Given request:
Scan the lines below for the string "title" and report how many lines contain it, giving only the number.

The input:
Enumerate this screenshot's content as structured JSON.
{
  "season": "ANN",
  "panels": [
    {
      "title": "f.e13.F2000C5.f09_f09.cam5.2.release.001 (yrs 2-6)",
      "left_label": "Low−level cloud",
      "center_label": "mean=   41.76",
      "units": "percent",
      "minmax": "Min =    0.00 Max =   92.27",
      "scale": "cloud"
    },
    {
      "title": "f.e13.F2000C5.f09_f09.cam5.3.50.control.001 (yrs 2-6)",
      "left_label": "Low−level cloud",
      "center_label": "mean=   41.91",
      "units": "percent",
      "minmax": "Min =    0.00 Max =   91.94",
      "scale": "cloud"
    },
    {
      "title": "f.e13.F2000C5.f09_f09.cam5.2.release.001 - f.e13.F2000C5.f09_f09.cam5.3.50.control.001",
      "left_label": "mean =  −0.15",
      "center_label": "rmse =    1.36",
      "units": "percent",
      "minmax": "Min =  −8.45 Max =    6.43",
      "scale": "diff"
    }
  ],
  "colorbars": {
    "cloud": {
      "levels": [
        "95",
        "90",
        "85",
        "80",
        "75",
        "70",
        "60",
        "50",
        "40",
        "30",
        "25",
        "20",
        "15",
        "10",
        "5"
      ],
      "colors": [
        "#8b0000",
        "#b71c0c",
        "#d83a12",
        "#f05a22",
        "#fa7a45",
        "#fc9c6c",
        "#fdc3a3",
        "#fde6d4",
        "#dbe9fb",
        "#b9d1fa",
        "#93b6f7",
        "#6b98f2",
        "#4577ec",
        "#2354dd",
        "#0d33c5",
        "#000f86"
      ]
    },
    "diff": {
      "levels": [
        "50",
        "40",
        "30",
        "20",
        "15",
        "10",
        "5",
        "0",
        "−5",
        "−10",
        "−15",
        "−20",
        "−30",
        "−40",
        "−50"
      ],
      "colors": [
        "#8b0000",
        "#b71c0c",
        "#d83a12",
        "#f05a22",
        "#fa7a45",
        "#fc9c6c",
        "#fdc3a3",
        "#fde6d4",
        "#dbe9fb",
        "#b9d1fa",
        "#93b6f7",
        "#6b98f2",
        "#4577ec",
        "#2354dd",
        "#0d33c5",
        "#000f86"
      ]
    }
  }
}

Written answer:
3